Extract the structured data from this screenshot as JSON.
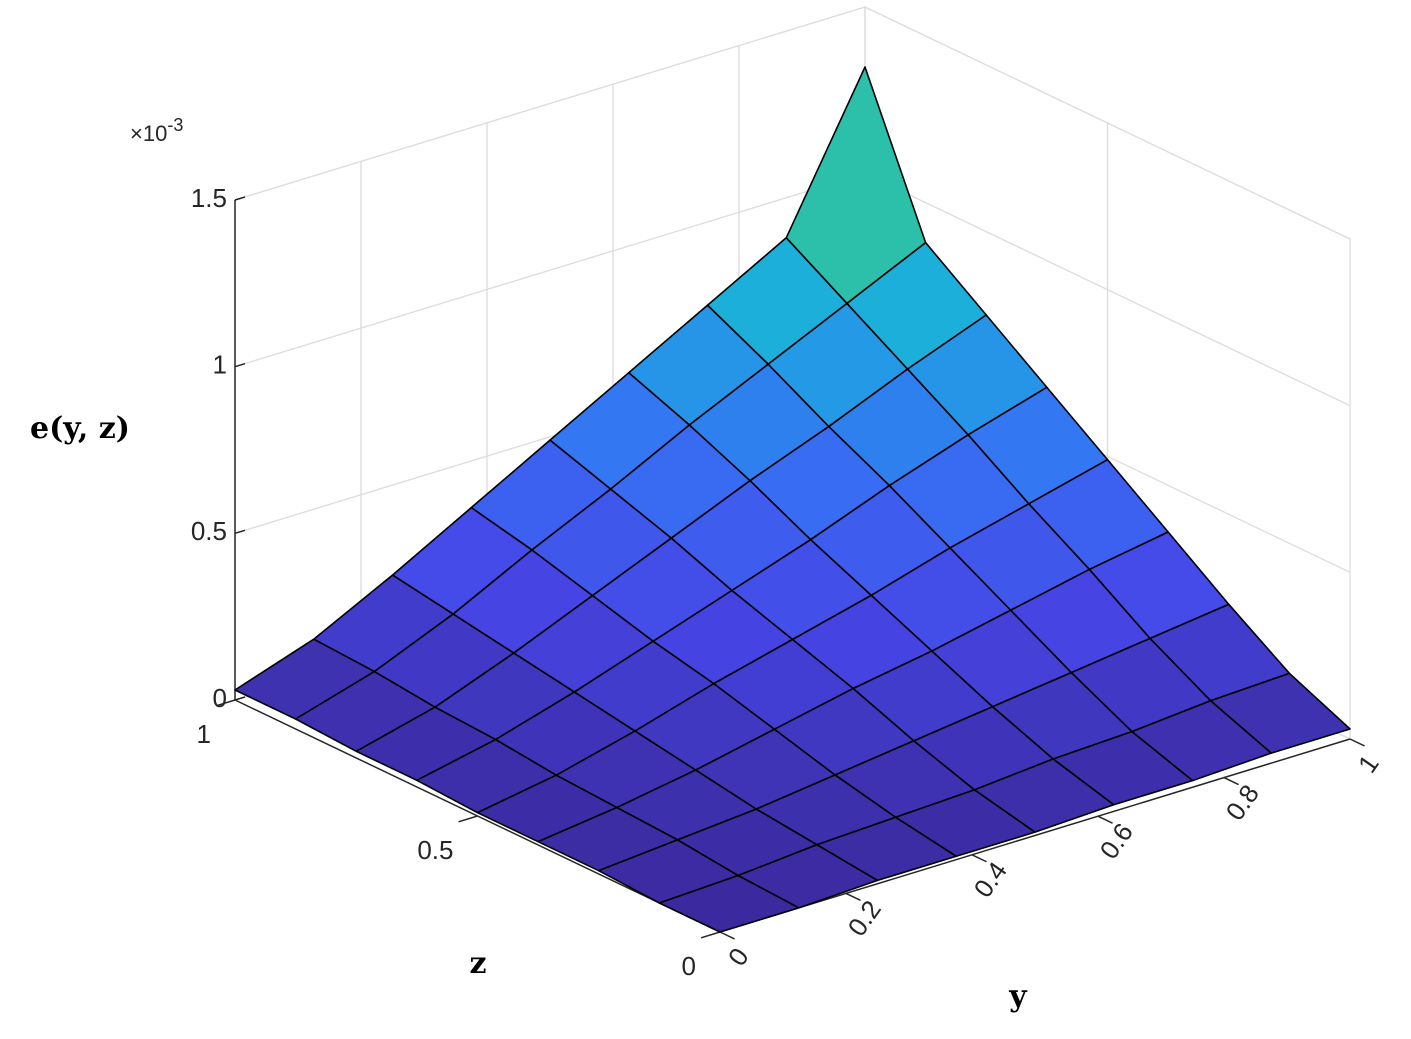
{
  "chart_data": {
    "type": "surface",
    "x_label": "y",
    "y_label": "z",
    "value_label": "e(y, z)",
    "multiplier": {
      "base": "×10",
      "exponent": "-3"
    },
    "y": [
      0,
      0.125,
      0.25,
      0.375,
      0.5,
      0.625,
      0.75,
      0.875,
      1
    ],
    "z": [
      0,
      0.125,
      0.25,
      0.375,
      0.5,
      0.625,
      0.75,
      0.875,
      1
    ],
    "values": [
      [
        0.0,
        0.0,
        0.01,
        0.01,
        0.01,
        0.02,
        0.02,
        0.03,
        0.03
      ],
      [
        0.0,
        0.01,
        0.03,
        0.04,
        0.05,
        0.07,
        0.08,
        0.1,
        0.11
      ],
      [
        0.01,
        0.03,
        0.05,
        0.08,
        0.11,
        0.14,
        0.17,
        0.2,
        0.23
      ],
      [
        0.01,
        0.04,
        0.08,
        0.13,
        0.18,
        0.22,
        0.27,
        0.32,
        0.36
      ],
      [
        0.01,
        0.05,
        0.11,
        0.18,
        0.24,
        0.3,
        0.37,
        0.43,
        0.49
      ],
      [
        0.02,
        0.07,
        0.14,
        0.22,
        0.3,
        0.38,
        0.47,
        0.55,
        0.62
      ],
      [
        0.02,
        0.08,
        0.17,
        0.27,
        0.37,
        0.47,
        0.56,
        0.66,
        0.75
      ],
      [
        0.03,
        0.1,
        0.2,
        0.32,
        0.43,
        0.55,
        0.66,
        0.77,
        0.88
      ],
      [
        0.03,
        0.11,
        0.23,
        0.36,
        0.49,
        0.62,
        0.75,
        0.88,
        1.32
      ]
    ],
    "ylim": [
      0,
      1
    ],
    "yticks": [
      0,
      0.2,
      0.4,
      0.6,
      0.8,
      1
    ],
    "zlim": [
      0,
      1
    ],
    "zticks": [
      0,
      0.5,
      1
    ],
    "vlim": [
      0,
      1.5
    ],
    "vticks": [
      0,
      0.5,
      1,
      1.5
    ],
    "grid": true,
    "colormap": [
      "#3b2a9e",
      "#4646e6",
      "#3672f5",
      "#1aaede",
      "#2fc3a2",
      "#60c878",
      "#a0c850"
    ],
    "edge_color": "#000000"
  }
}
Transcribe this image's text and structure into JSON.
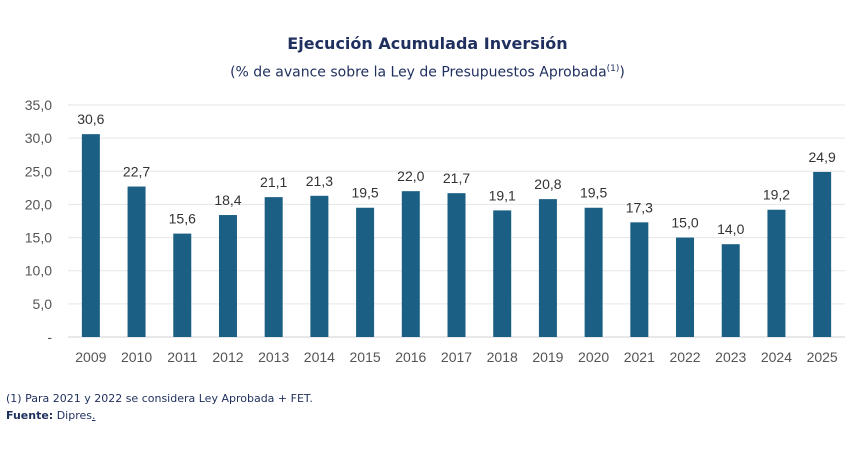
{
  "chart_data": {
    "type": "bar",
    "title": "Ejecución Acumulada Inversión",
    "subtitle_main": "(% de avance sobre la Ley de Presupuestos Aprobada",
    "subtitle_sup": "(1)",
    "subtitle_end": ")",
    "categories": [
      "2009",
      "2010",
      "2011",
      "2012",
      "2013",
      "2014",
      "2015",
      "2016",
      "2017",
      "2018",
      "2019",
      "2020",
      "2021",
      "2022",
      "2023",
      "2024",
      "2025"
    ],
    "values": [
      30.6,
      22.7,
      15.6,
      18.4,
      21.1,
      21.3,
      19.5,
      22.0,
      21.7,
      19.1,
      20.8,
      19.5,
      17.3,
      15.0,
      14.0,
      19.2,
      24.9
    ],
    "value_labels": [
      "30,6",
      "22,7",
      "15,6",
      "18,4",
      "21,1",
      "21,3",
      "19,5",
      "22,0",
      "21,7",
      "19,1",
      "20,8",
      "19,5",
      "17,3",
      "15,0",
      "14,0",
      "19,2",
      "24,9"
    ],
    "y_ticks": [
      0,
      5,
      10,
      15,
      20,
      25,
      30,
      35
    ],
    "y_tick_labels": [
      "-",
      "5,0",
      "10,0",
      "15,0",
      "20,0",
      "25,0",
      "30,0",
      "35,0"
    ],
    "ylim": [
      0,
      35
    ],
    "grid": true,
    "bar_color": "#1b5f84",
    "title_color": "#1f2f5e"
  },
  "notes": {
    "footnote": "(1) Para 2021 y 2022 se considera Ley Aprobada + FET.",
    "source_label": "Fuente:",
    "source_text": " Dipres",
    "source_dot": "."
  }
}
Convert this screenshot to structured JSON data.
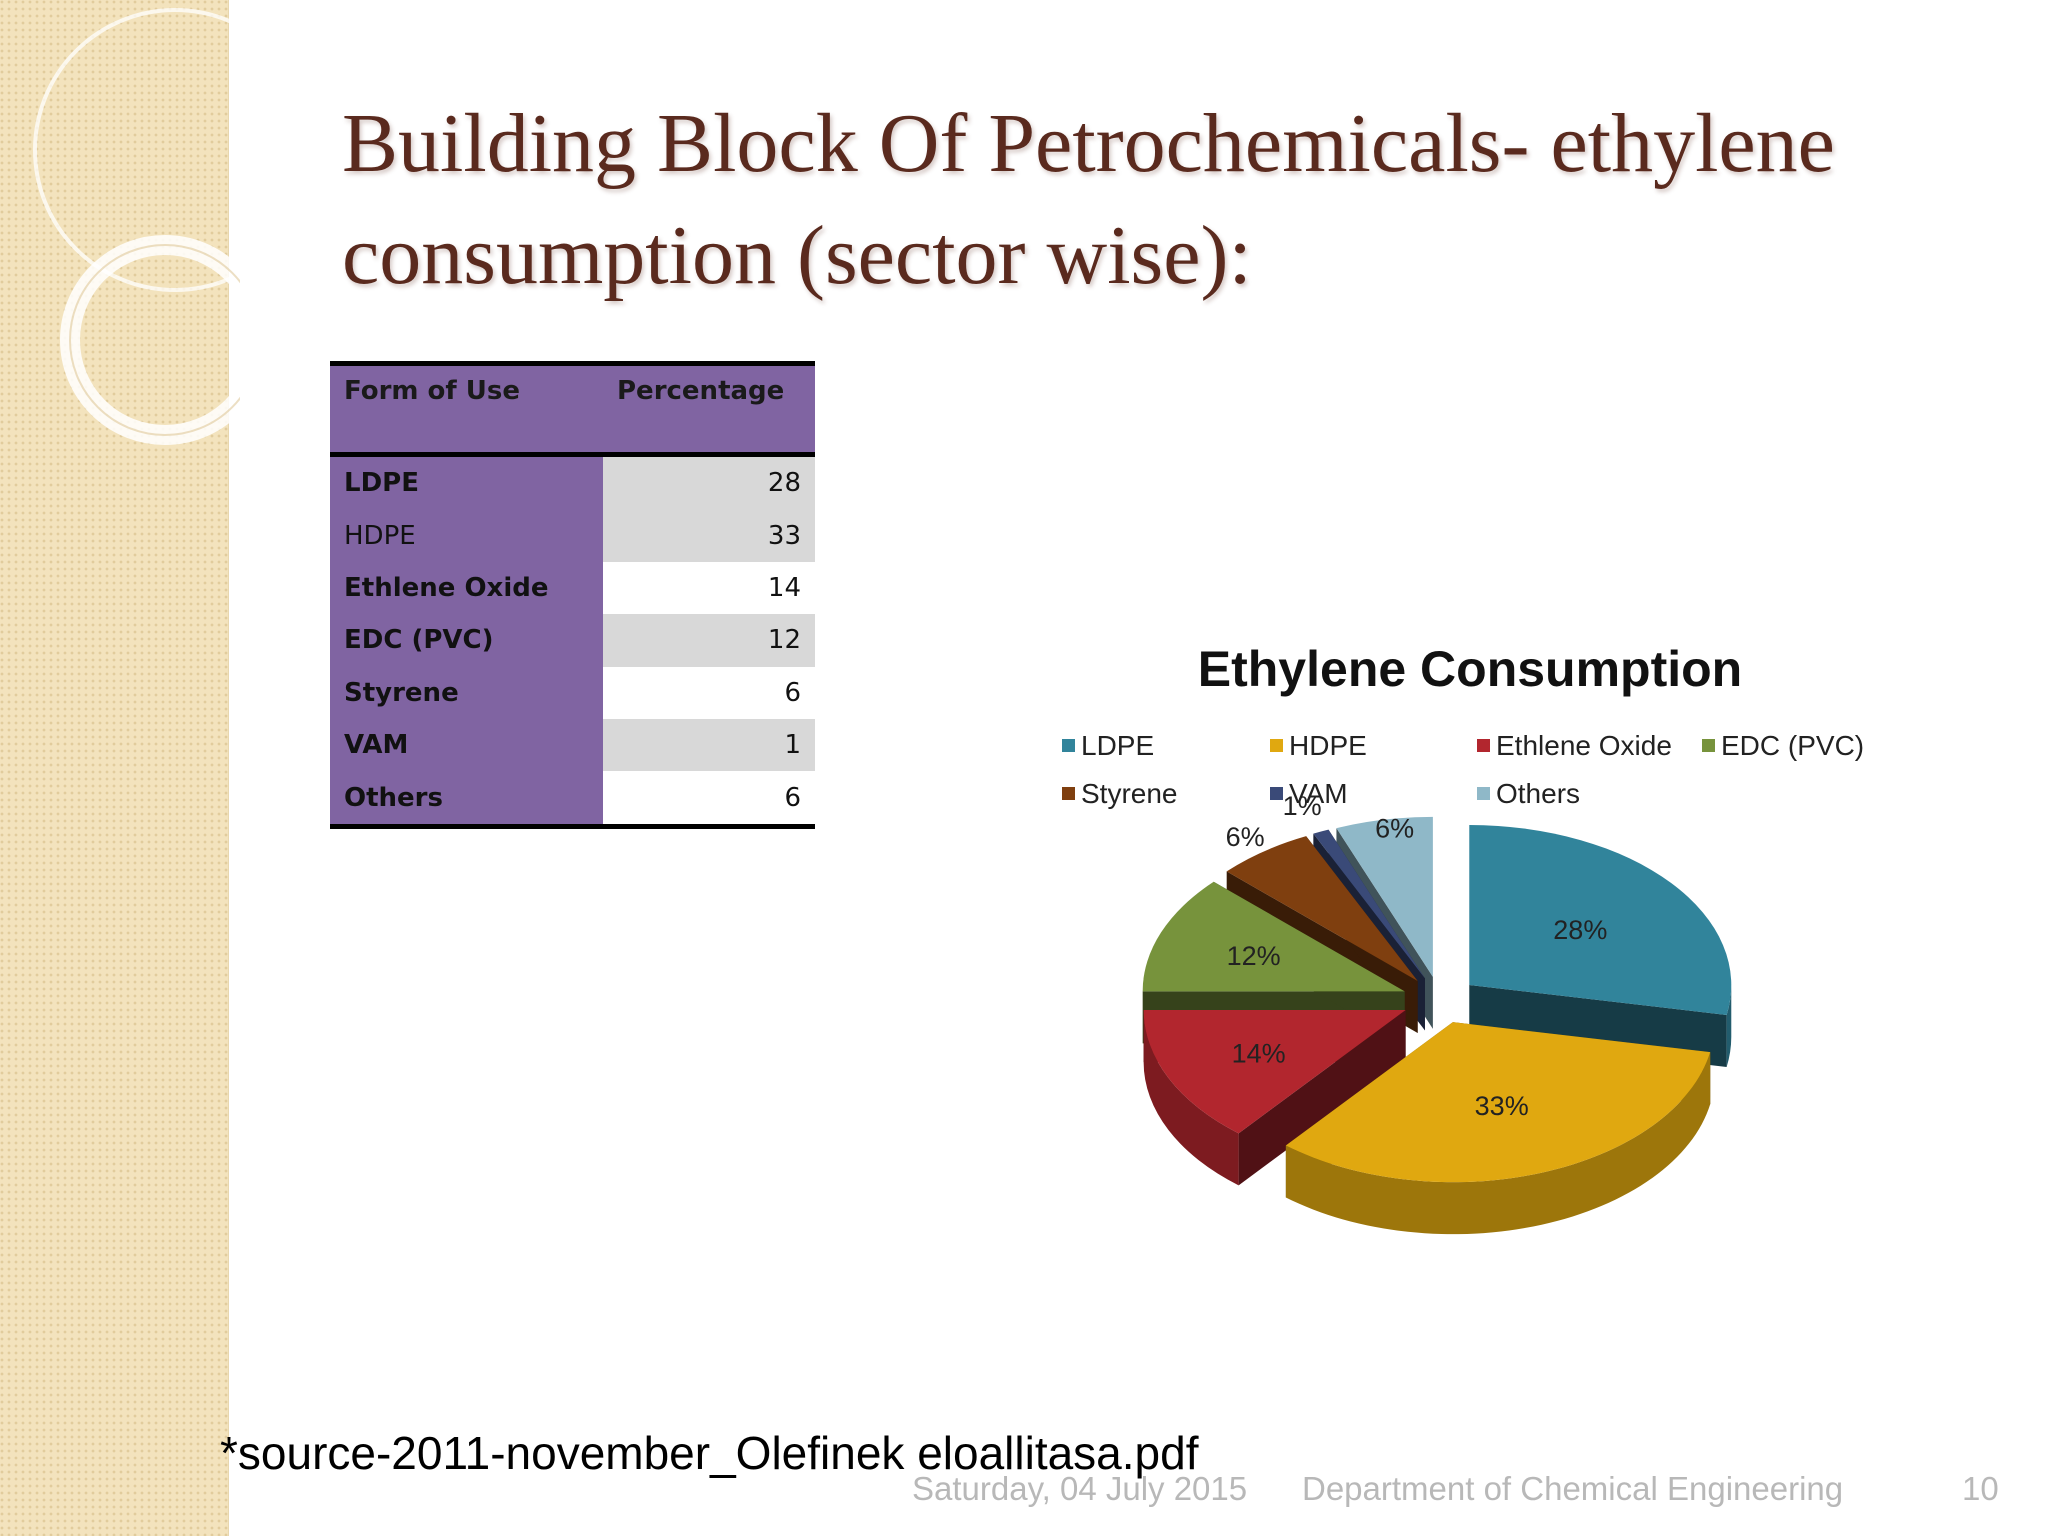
{
  "slide": {
    "title_line1": "Building Block Of Petrochemicals- ethylene",
    "title_line2": "consumption (sector wise):",
    "source_note": "*source-2011-november_Olefinek eloallitasa.pdf",
    "footer_date": "Saturday, 04 July 2015",
    "footer_department": "Department of Chemical Engineering",
    "page_number": "10"
  },
  "table": {
    "headers": [
      "Form of Use",
      "Percentage"
    ],
    "rows": [
      {
        "use": "LDPE",
        "value": "28"
      },
      {
        "use": "HDPE",
        "value": "33"
      },
      {
        "use": "Ethlene Oxide",
        "value": "14"
      },
      {
        "use": "EDC (PVC)",
        "value": "12"
      },
      {
        "use": "Styrene",
        "value": "6"
      },
      {
        "use": "VAM",
        "value": "1"
      },
      {
        "use": "Others",
        "value": "6"
      }
    ]
  },
  "chart_data": {
    "type": "pie",
    "title": "Ethylene Consumption",
    "categories": [
      "LDPE",
      "HDPE",
      "Ethlene Oxide",
      "EDC (PVC)",
      "Styrene",
      "VAM",
      "Others"
    ],
    "values": [
      28,
      33,
      14,
      12,
      6,
      1,
      6
    ],
    "labels": [
      "28%",
      "33%",
      "14%",
      "12%",
      "6%",
      "1%",
      "6%"
    ],
    "colors": [
      "#31849b",
      "#e0a810",
      "#b2262e",
      "#77933c",
      "#7f3f0f",
      "#3a4a78",
      "#8fb8c8"
    ],
    "legend": "top",
    "style": "3d exploded"
  }
}
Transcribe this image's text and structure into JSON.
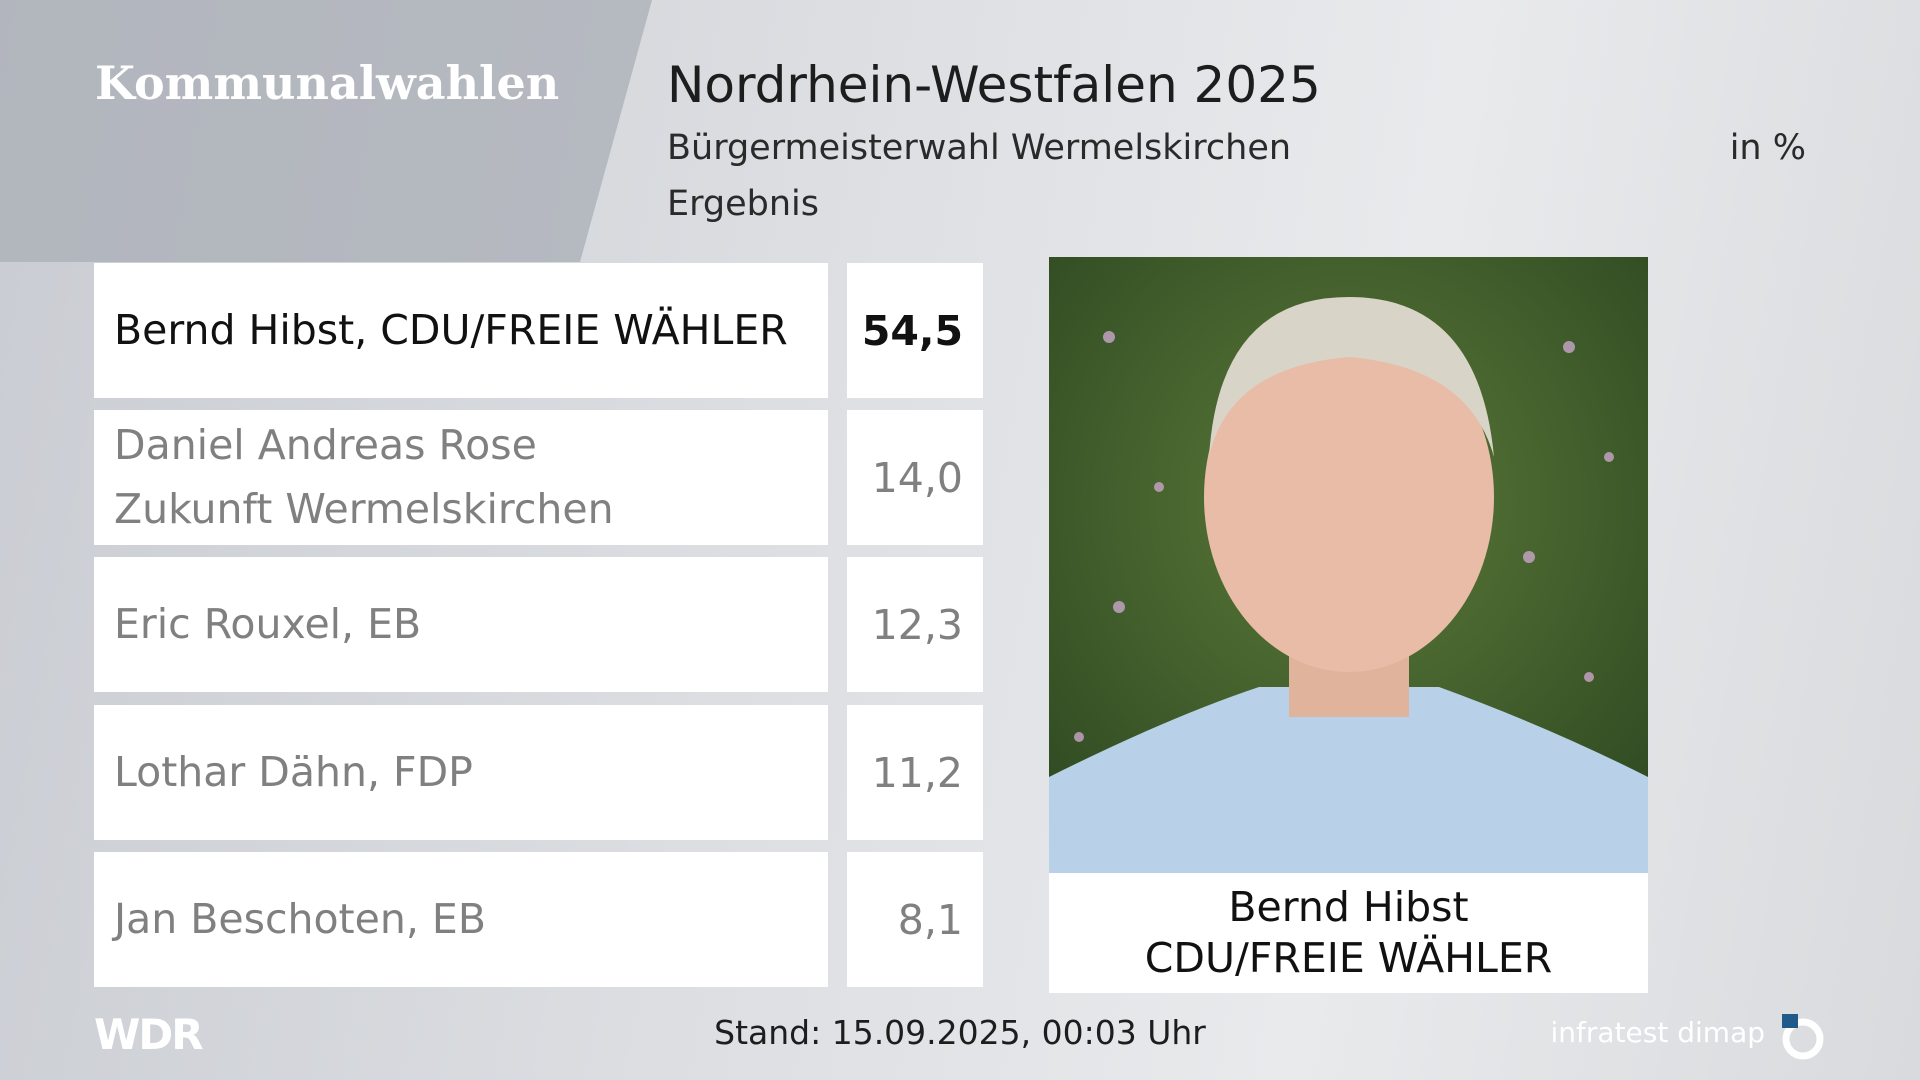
{
  "header": {
    "left_title": "Kommunalwahlen",
    "title": "Nordrhein-Westfalen 2025",
    "subtitle": "Bürgermeisterwahl Wermelskirchen",
    "unit": "in %",
    "label": "Ergebnis"
  },
  "table": {
    "rows": [
      {
        "lines": [
          "Bernd Hibst, CDU/FREIE WÄHLER"
        ],
        "value": "54,5"
      },
      {
        "lines": [
          "Daniel Andreas Rose",
          "Zukunft Wermelskirchen"
        ],
        "value": "14,0"
      },
      {
        "lines": [
          "Eric Rouxel, EB"
        ],
        "value": "12,3"
      },
      {
        "lines": [
          "Lothar Dähn, FDP"
        ],
        "value": "11,2"
      },
      {
        "lines": [
          "Jan Beschoten, EB"
        ],
        "value": "8,1"
      }
    ]
  },
  "photo": {
    "caption": [
      "Bernd Hibst",
      "CDU/FREIE WÄHLER"
    ]
  },
  "footer": {
    "logo": "WDR",
    "status": "Stand: 15.09.2025, 00:03 Uhr",
    "source": "infratest dimap"
  }
}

_Exercise objective_: Copy all the lines above that hold the string "FREIE".

_Solution for this problem_:
          "Bernd Hibst, CDU/FREIE WÄHLER"
      "CDU/FREIE WÄHLER"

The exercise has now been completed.